## Aim of the task
Find every line of the listing below where "this" appears, and copy it.

Saved entries
————————
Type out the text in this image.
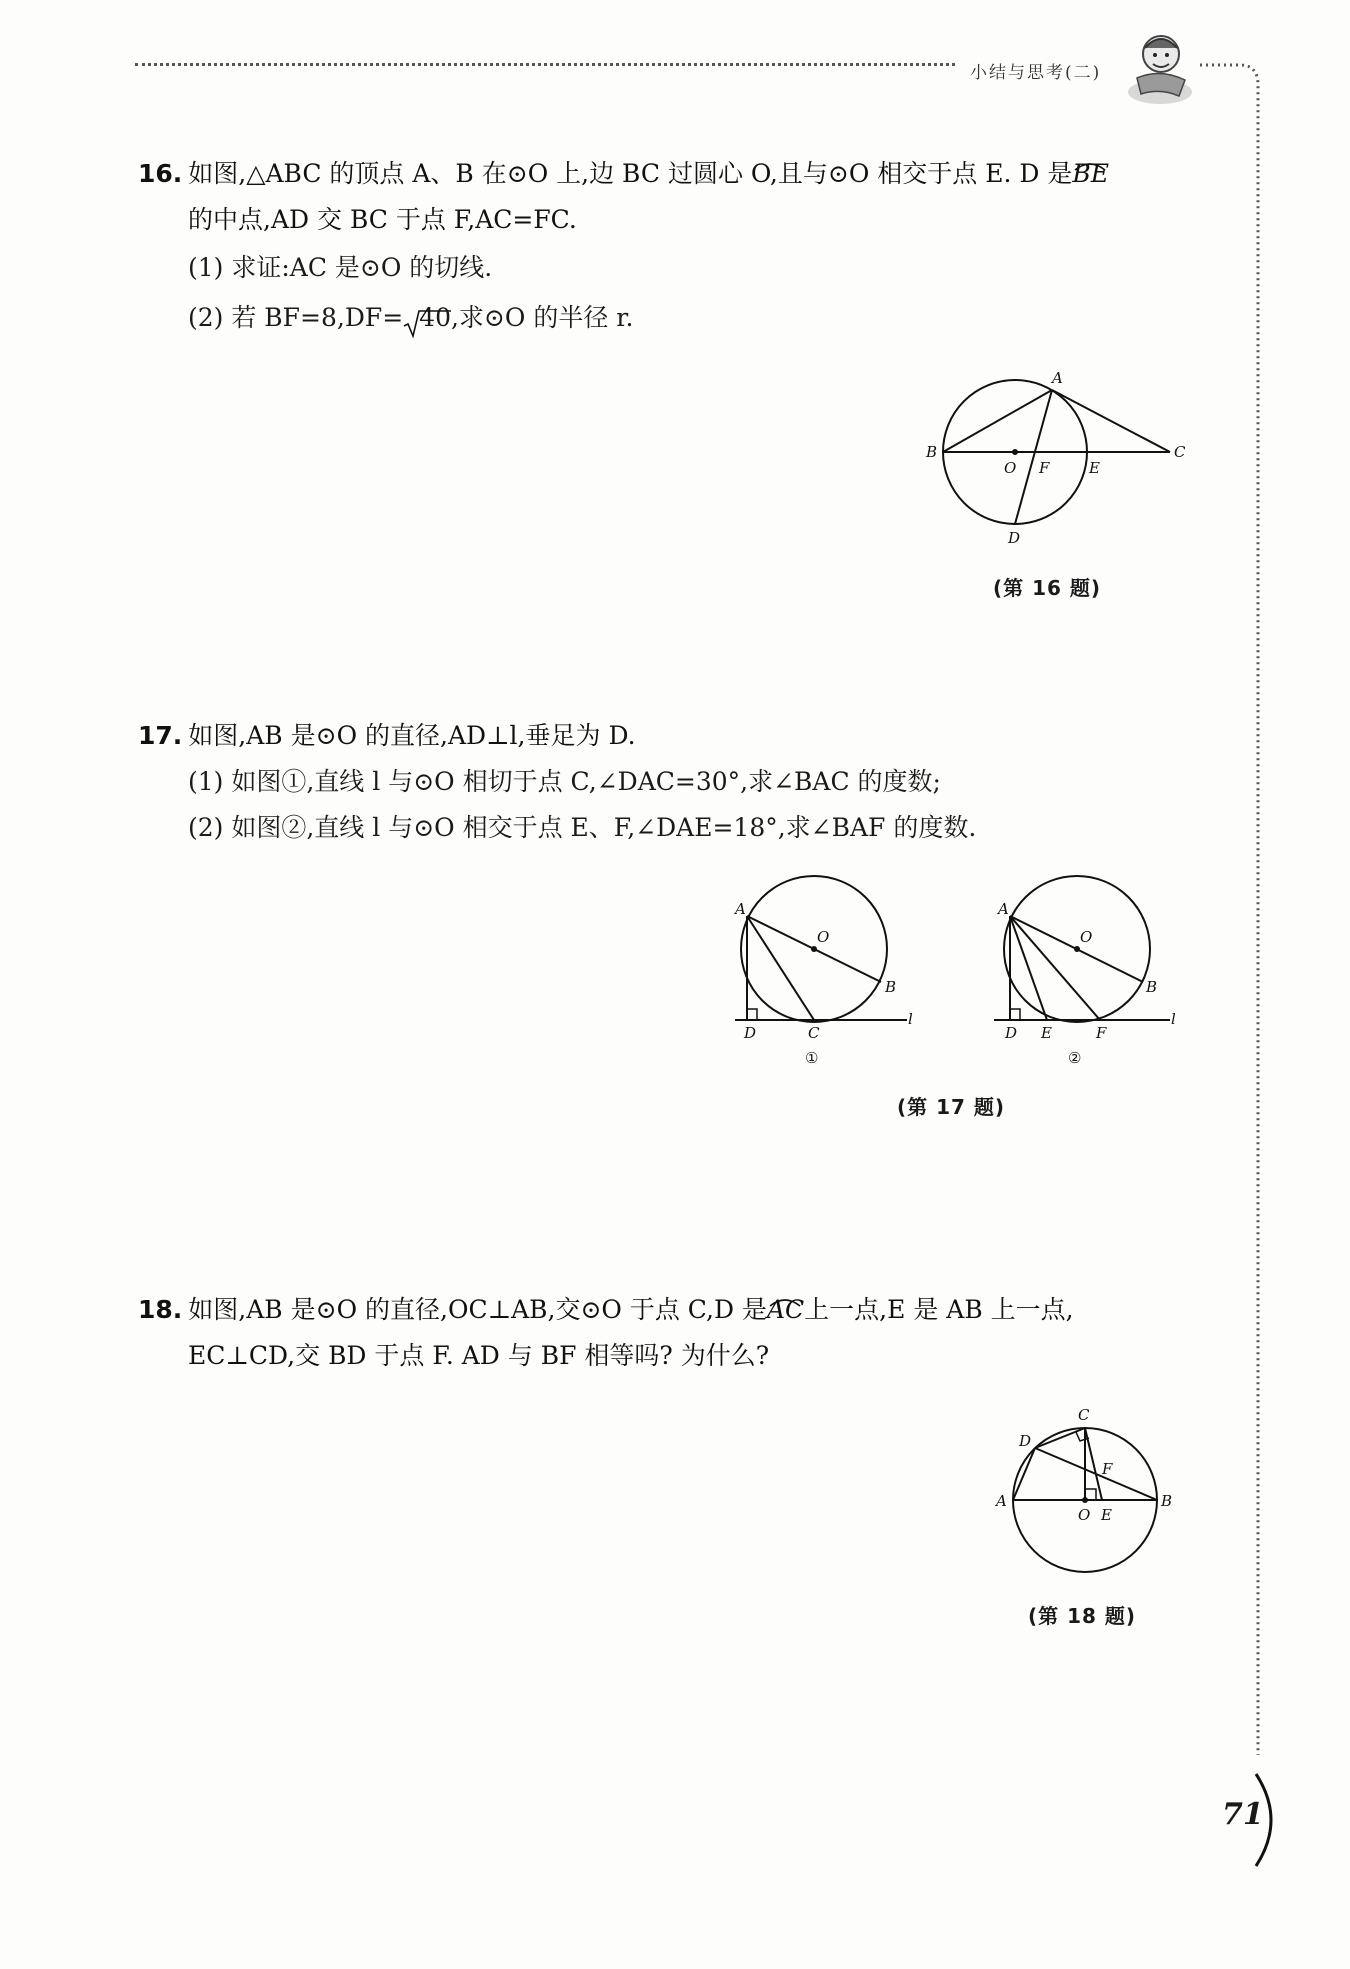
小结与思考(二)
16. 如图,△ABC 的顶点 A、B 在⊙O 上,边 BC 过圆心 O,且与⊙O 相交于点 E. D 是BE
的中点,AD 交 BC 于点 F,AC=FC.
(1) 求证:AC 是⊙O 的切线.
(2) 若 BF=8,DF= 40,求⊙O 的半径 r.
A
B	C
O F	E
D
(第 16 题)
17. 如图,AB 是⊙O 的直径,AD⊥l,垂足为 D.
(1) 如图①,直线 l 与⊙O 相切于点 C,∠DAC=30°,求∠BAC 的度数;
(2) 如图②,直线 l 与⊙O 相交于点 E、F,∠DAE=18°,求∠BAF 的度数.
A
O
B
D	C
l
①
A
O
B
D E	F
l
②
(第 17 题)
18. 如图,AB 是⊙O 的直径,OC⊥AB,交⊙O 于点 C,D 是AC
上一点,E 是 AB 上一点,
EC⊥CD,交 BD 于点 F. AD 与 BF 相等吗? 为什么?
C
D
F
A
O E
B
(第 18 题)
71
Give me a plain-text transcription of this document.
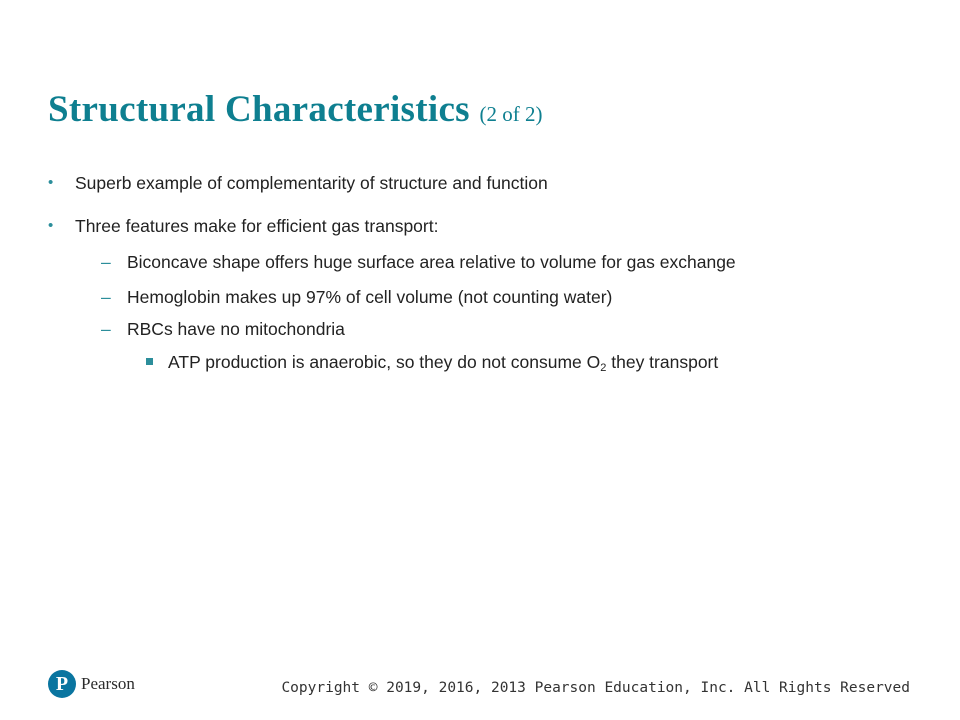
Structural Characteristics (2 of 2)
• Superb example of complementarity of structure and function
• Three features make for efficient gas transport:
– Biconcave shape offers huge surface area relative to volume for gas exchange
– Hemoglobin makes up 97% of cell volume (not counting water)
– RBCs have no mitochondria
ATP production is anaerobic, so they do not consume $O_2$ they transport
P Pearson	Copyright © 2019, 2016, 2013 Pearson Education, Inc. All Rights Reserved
————————
## The result
Type out the text in this image.
Give me a plain-text transcription of this document.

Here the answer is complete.